(Dataset excerpt)
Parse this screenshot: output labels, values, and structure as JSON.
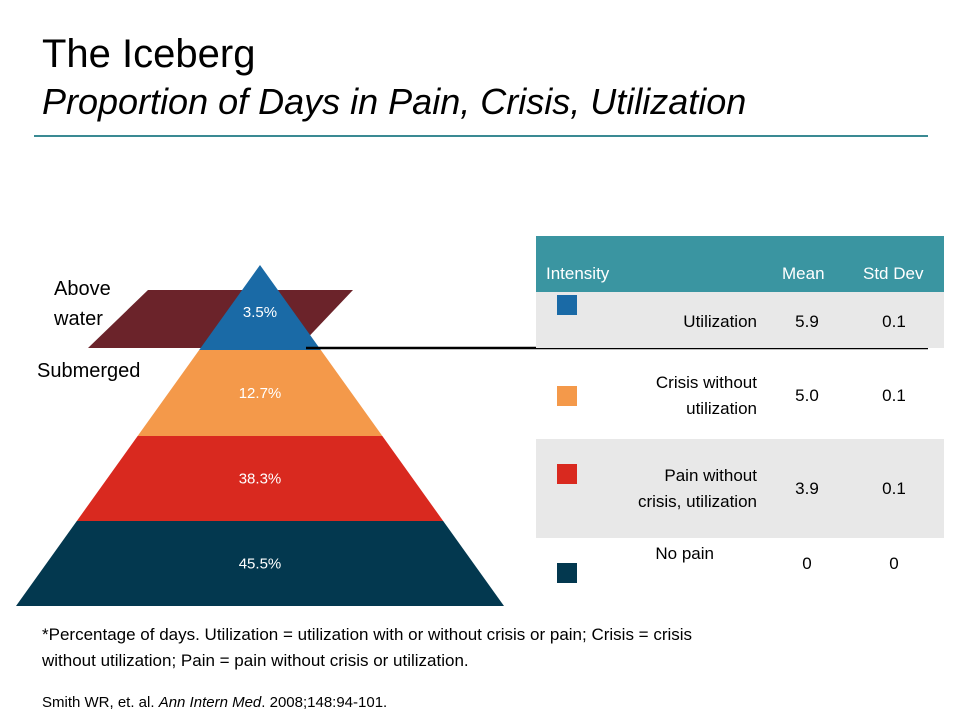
{
  "title": "The Iceberg",
  "subtitle": "Proportion of Days in Pain, Crisis, Utilization",
  "labels": {
    "above": "Above water",
    "above_line1": "Above",
    "above_line2": "water",
    "submerged": "Submerged"
  },
  "colors": {
    "accent": "#3a8a93",
    "header": "#3a95a1",
    "water": "#6b232a"
  },
  "chart_data": {
    "type": "pyramid",
    "title": "The Iceberg",
    "categories": [
      "Utilization",
      "Crisis without utilization",
      "Pain without crisis, utilization",
      "No pain"
    ],
    "values": [
      3.5,
      12.7,
      38.3,
      45.5
    ],
    "value_labels": [
      "3.5%",
      "12.7%",
      "38.3%",
      "45.5%"
    ],
    "colors": [
      "#1a6aa6",
      "#f4994a",
      "#d9291f",
      "#03384f"
    ]
  },
  "table": {
    "headers": {
      "intensity": "Intensity",
      "mean": "Mean",
      "std": "Std Dev"
    },
    "rows": [
      {
        "label_line1": "Utilization",
        "label_line2": "",
        "mean": "5.9",
        "std": "0.1",
        "color": "#1a6aa6"
      },
      {
        "label_line1": "Crisis without",
        "label_line2": "utilization",
        "mean": "5.0",
        "std": "0.1",
        "color": "#f4994a"
      },
      {
        "label_line1": "Pain without",
        "label_line2": "crisis, utilization",
        "mean": "3.9",
        "std": "0.1",
        "color": "#d9291f"
      },
      {
        "label_line1": "No pain",
        "label_line2": "",
        "mean": "0",
        "std": "0",
        "color": "#03384f"
      }
    ]
  },
  "footnote": {
    "line1": "*Percentage of days. Utilization = utilization with or without crisis or pain; Crisis = crisis",
    "line2": "without utilization; Pain = pain without crisis or utilization."
  },
  "citation": {
    "authors": "Smith WR, et. al. ",
    "journal": "Ann Intern Med",
    "details": ". 2008;148:94-101."
  }
}
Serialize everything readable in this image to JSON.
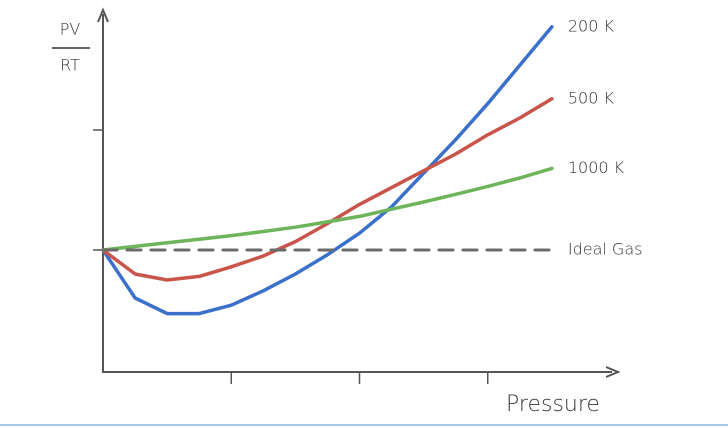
{
  "chart_data": {
    "type": "line",
    "y_label_top": "PV",
    "y_label_bottom": "RT",
    "x_label": "Pressure",
    "x": [
      0,
      0.25,
      0.5,
      0.75,
      1.0,
      1.25,
      1.5,
      1.75,
      2.0,
      2.25,
      2.5,
      2.75,
      3.0,
      3.25,
      3.5
    ],
    "xlim": [
      0,
      4
    ],
    "ylim": [
      0.5,
      2.0
    ],
    "xticks": [
      1,
      2,
      3
    ],
    "yticks": [
      1,
      1.5
    ],
    "series": [
      {
        "name": "200 K",
        "color": "#3a6fcc",
        "dashed": false,
        "values": [
          1.0,
          0.8,
          0.735,
          0.735,
          0.77,
          0.83,
          0.9,
          0.98,
          1.07,
          1.18,
          1.32,
          1.46,
          1.61,
          1.77,
          1.93
        ]
      },
      {
        "name": "500 K",
        "color": "#c9544a",
        "dashed": false,
        "values": [
          1.0,
          0.9,
          0.875,
          0.89,
          0.93,
          0.975,
          1.035,
          1.11,
          1.19,
          1.26,
          1.33,
          1.4,
          1.48,
          1.55,
          1.63
        ]
      },
      {
        "name": "1000 K",
        "color": "#6db45a",
        "dashed": false,
        "values": [
          1.0,
          1.015,
          1.03,
          1.045,
          1.06,
          1.077,
          1.095,
          1.117,
          1.14,
          1.17,
          1.2,
          1.232,
          1.265,
          1.3,
          1.34
        ]
      },
      {
        "name": "Ideal Gas",
        "color": "#6b6b6b",
        "dashed": true,
        "values": [
          1.0,
          1.0,
          1.0,
          1.0,
          1.0,
          1.0,
          1.0,
          1.0,
          1.0,
          1.0,
          1.0,
          1.0,
          1.0,
          1.0,
          1.0
        ]
      }
    ]
  }
}
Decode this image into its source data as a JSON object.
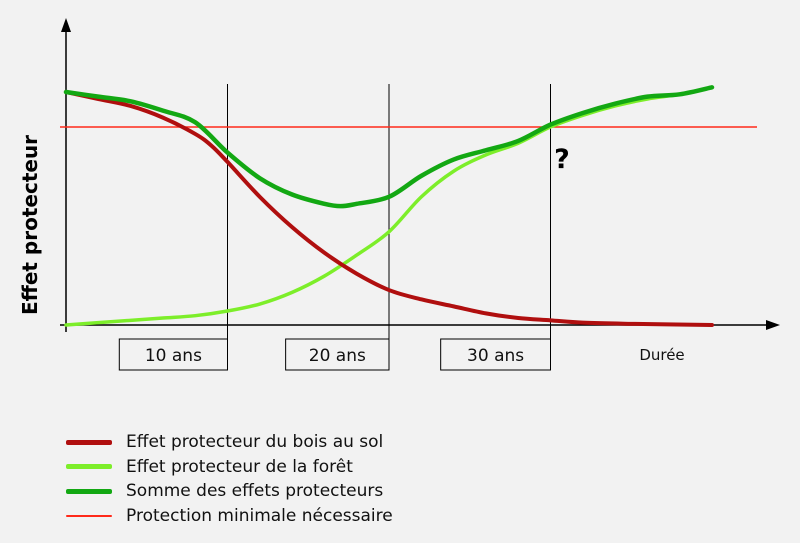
{
  "chart_data": {
    "type": "line",
    "ylabel": "Effet protecteur",
    "xlabel": "Durée",
    "period_labels": [
      "10 ans",
      "20 ans",
      "30 ans"
    ],
    "question_mark": "?",
    "xlim": [
      0,
      40
    ],
    "ylim": [
      0,
      1
    ],
    "period_boundaries": [
      10,
      20,
      30
    ],
    "threshold": 0.85,
    "series": [
      {
        "name": "Effet protecteur du bois au sol",
        "color": "#b00f0f",
        "points": [
          [
            0,
            1.0
          ],
          [
            2,
            0.97
          ],
          [
            4,
            0.94
          ],
          [
            6,
            0.89
          ],
          [
            8,
            0.82
          ],
          [
            9,
            0.77
          ],
          [
            10,
            0.7
          ],
          [
            12,
            0.55
          ],
          [
            14,
            0.42
          ],
          [
            16,
            0.31
          ],
          [
            18,
            0.22
          ],
          [
            20,
            0.15
          ],
          [
            22,
            0.11
          ],
          [
            24,
            0.08
          ],
          [
            26,
            0.05
          ],
          [
            28,
            0.03
          ],
          [
            30,
            0.02
          ],
          [
            32,
            0.01
          ],
          [
            35,
            0.005
          ],
          [
            40,
            0.0
          ]
        ]
      },
      {
        "name": "Effet protecteur de la forêt",
        "color": "#7dee2a",
        "points": [
          [
            0,
            0.0
          ],
          [
            2,
            0.01
          ],
          [
            4,
            0.02
          ],
          [
            6,
            0.03
          ],
          [
            8,
            0.04
          ],
          [
            10,
            0.06
          ],
          [
            12,
            0.09
          ],
          [
            14,
            0.14
          ],
          [
            16,
            0.21
          ],
          [
            18,
            0.3
          ],
          [
            20,
            0.4
          ],
          [
            22,
            0.55
          ],
          [
            24,
            0.66
          ],
          [
            26,
            0.73
          ],
          [
            28,
            0.78
          ],
          [
            30,
            0.85
          ],
          [
            32,
            0.9
          ],
          [
            34,
            0.94
          ],
          [
            36,
            0.97
          ],
          [
            38,
            0.99
          ],
          [
            40,
            1.02
          ]
        ]
      },
      {
        "name": "Somme des effets protecteurs",
        "color": "#13a813",
        "points": [
          [
            0,
            1.0
          ],
          [
            2,
            0.98
          ],
          [
            4,
            0.96
          ],
          [
            6,
            0.92
          ],
          [
            8,
            0.87
          ],
          [
            10,
            0.74
          ],
          [
            12,
            0.63
          ],
          [
            14,
            0.56
          ],
          [
            16,
            0.52
          ],
          [
            17,
            0.51
          ],
          [
            18,
            0.52
          ],
          [
            20,
            0.55
          ],
          [
            22,
            0.64
          ],
          [
            24,
            0.71
          ],
          [
            26,
            0.75
          ],
          [
            28,
            0.79
          ],
          [
            30,
            0.86
          ],
          [
            32,
            0.91
          ],
          [
            34,
            0.95
          ],
          [
            36,
            0.98
          ],
          [
            38,
            0.99
          ],
          [
            40,
            1.02
          ]
        ]
      },
      {
        "name": "Protection minimale nécessaire",
        "color": "#ff2a1a",
        "points": [
          [
            0,
            0.85
          ],
          [
            40,
            0.85
          ]
        ]
      }
    ]
  }
}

### Requirement
Without the pictures, restate all the entries above exactly.

### Solution to the problem
Parse this screenshot: output labels, values, and structure as JSON.
{
  "title": "The Iceberg",
  "subtitle": "Proportion of Days in Pain, Crisis, Utilization",
  "labels": {
    "above": "Above water",
    "above_line1": "Above",
    "above_line2": "water",
    "submerged": "Submerged"
  },
  "colors": {
    "accent": "#3a8a93",
    "header": "#3a95a1",
    "water": "#6b232a"
  },
  "chart_data": {
    "type": "pyramid",
    "title": "The Iceberg",
    "categories": [
      "Utilization",
      "Crisis without utilization",
      "Pain without crisis, utilization",
      "No pain"
    ],
    "values": [
      3.5,
      12.7,
      38.3,
      45.5
    ],
    "value_labels": [
      "3.5%",
      "12.7%",
      "38.3%",
      "45.5%"
    ],
    "colors": [
      "#1a6aa6",
      "#f4994a",
      "#d9291f",
      "#03384f"
    ]
  },
  "table": {
    "headers": {
      "intensity": "Intensity",
      "mean": "Mean",
      "std": "Std Dev"
    },
    "rows": [
      {
        "label_line1": "Utilization",
        "label_line2": "",
        "mean": "5.9",
        "std": "0.1",
        "color": "#1a6aa6"
      },
      {
        "label_line1": "Crisis without",
        "label_line2": "utilization",
        "mean": "5.0",
        "std": "0.1",
        "color": "#f4994a"
      },
      {
        "label_line1": "Pain without",
        "label_line2": "crisis, utilization",
        "mean": "3.9",
        "std": "0.1",
        "color": "#d9291f"
      },
      {
        "label_line1": "No pain",
        "label_line2": "",
        "mean": "0",
        "std": "0",
        "color": "#03384f"
      }
    ]
  },
  "footnote": {
    "line1": "*Percentage of days. Utilization = utilization with or without crisis or pain; Crisis = crisis",
    "line2": "without utilization; Pain = pain without crisis or utilization."
  },
  "citation": {
    "authors": "Smith WR, et. al. ",
    "journal": "Ann Intern Med",
    "details": ". 2008;148:94-101."
  }
}
Serialize everything readable in this image to JSON.
{
  "chart_data": {
    "type": "line",
    "y_label_top": "PV",
    "y_label_bottom": "RT",
    "x_label": "Pressure",
    "x": [
      0,
      0.25,
      0.5,
      0.75,
      1.0,
      1.25,
      1.5,
      1.75,
      2.0,
      2.25,
      2.5,
      2.75,
      3.0,
      3.25,
      3.5
    ],
    "xlim": [
      0,
      4
    ],
    "ylim": [
      0.5,
      2.0
    ],
    "xticks": [
      1,
      2,
      3
    ],
    "yticks": [
      1,
      1.5
    ],
    "series": [
      {
        "name": "200 K",
        "color": "#3a6fcc",
        "dashed": false,
        "values": [
          1.0,
          0.8,
          0.735,
          0.735,
          0.77,
          0.83,
          0.9,
          0.98,
          1.07,
          1.18,
          1.32,
          1.46,
          1.61,
          1.77,
          1.93
        ]
      },
      {
        "name": "500 K",
        "color": "#c9544a",
        "dashed": false,
        "values": [
          1.0,
          0.9,
          0.875,
          0.89,
          0.93,
          0.975,
          1.035,
          1.11,
          1.19,
          1.26,
          1.33,
          1.4,
          1.48,
          1.55,
          1.63
        ]
      },
      {
        "name": "1000 K",
        "color": "#6db45a",
        "dashed": false,
        "values": [
          1.0,
          1.015,
          1.03,
          1.045,
          1.06,
          1.077,
          1.095,
          1.117,
          1.14,
          1.17,
          1.2,
          1.232,
          1.265,
          1.3,
          1.34
        ]
      },
      {
        "name": "Ideal Gas",
        "color": "#6b6b6b",
        "dashed": true,
        "values": [
          1.0,
          1.0,
          1.0,
          1.0,
          1.0,
          1.0,
          1.0,
          1.0,
          1.0,
          1.0,
          1.0,
          1.0,
          1.0,
          1.0,
          1.0
        ]
      }
    ]
  }
}
Decode this image into its source data as a JSON object.
{
  "chart_data": {
    "type": "line",
    "ylabel": "Effet protecteur",
    "xlabel": "Durée",
    "period_labels": [
      "10 ans",
      "20 ans",
      "30 ans"
    ],
    "question_mark": "?",
    "xlim": [
      0,
      40
    ],
    "ylim": [
      0,
      1
    ],
    "period_boundaries": [
      10,
      20,
      30
    ],
    "threshold": 0.85,
    "series": [
      {
        "name": "Effet protecteur du bois au sol",
        "color": "#b00f0f",
        "points": [
          [
            0,
            1.0
          ],
          [
            2,
            0.97
          ],
          [
            4,
            0.94
          ],
          [
            6,
            0.89
          ],
          [
            8,
            0.82
          ],
          [
            9,
            0.77
          ],
          [
            10,
            0.7
          ],
          [
            12,
            0.55
          ],
          [
            14,
            0.42
          ],
          [
            16,
            0.31
          ],
          [
            18,
            0.22
          ],
          [
            20,
            0.15
          ],
          [
            22,
            0.11
          ],
          [
            24,
            0.08
          ],
          [
            26,
            0.05
          ],
          [
            28,
            0.03
          ],
          [
            30,
            0.02
          ],
          [
            32,
            0.01
          ],
          [
            35,
            0.005
          ],
          [
            40,
            0.0
          ]
        ]
      },
      {
        "name": "Effet protecteur de la forêt",
        "color": "#7dee2a",
        "points": [
          [
            0,
            0.0
          ],
          [
            2,
            0.01
          ],
          [
            4,
            0.02
          ],
          [
            6,
            0.03
          ],
          [
            8,
            0.04
          ],
          [
            10,
            0.06
          ],
          [
            12,
            0.09
          ],
          [
            14,
            0.14
          ],
          [
            16,
            0.21
          ],
          [
            18,
            0.3
          ],
          [
            20,
            0.4
          ],
          [
            22,
            0.55
          ],
          [
            24,
            0.66
          ],
          [
            26,
            0.73
          ],
          [
            28,
            0.78
          ],
          [
            30,
            0.85
          ],
          [
            32,
            0.9
          ],
          [
            34,
            0.94
          ],
          [
            36,
            0.97
          ],
          [
            38,
            0.99
          ],
          [
            40,
            1.02
          ]
        ]
      },
      {
        "name": "Somme des effets protecteurs",
        "color": "#13a813",
        "points": [
          [
            0,
            1.0
          ],
          [
            2,
            0.98
          ],
          [
            4,
            0.96
          ],
          [
            6,
            0.92
          ],
          [
            8,
            0.87
          ],
          [
            10,
            0.74
          ],
          [
            12,
            0.63
          ],
          [
            14,
            0.56
          ],
          [
            16,
            0.52
          ],
          [
            17,
            0.51
          ],
          [
            18,
            0.52
          ],
          [
            20,
            0.55
          ],
          [
            22,
            0.64
          ],
          [
            24,
            0.71
          ],
          [
            26,
            0.75
          ],
          [
            28,
            0.79
          ],
          [
            30,
            0.86
          ],
          [
            32,
            0.91
          ],
          [
            34,
            0.95
          ],
          [
            36,
            0.98
          ],
          [
            38,
            0.99
          ],
          [
            40,
            1.02
          ]
        ]
      },
      {
        "name": "Protection minimale nécessaire",
        "color": "#ff2a1a",
        "points": [
          [
            0,
            0.85
          ],
          [
            40,
            0.85
          ]
        ]
      }
    ]
  }
}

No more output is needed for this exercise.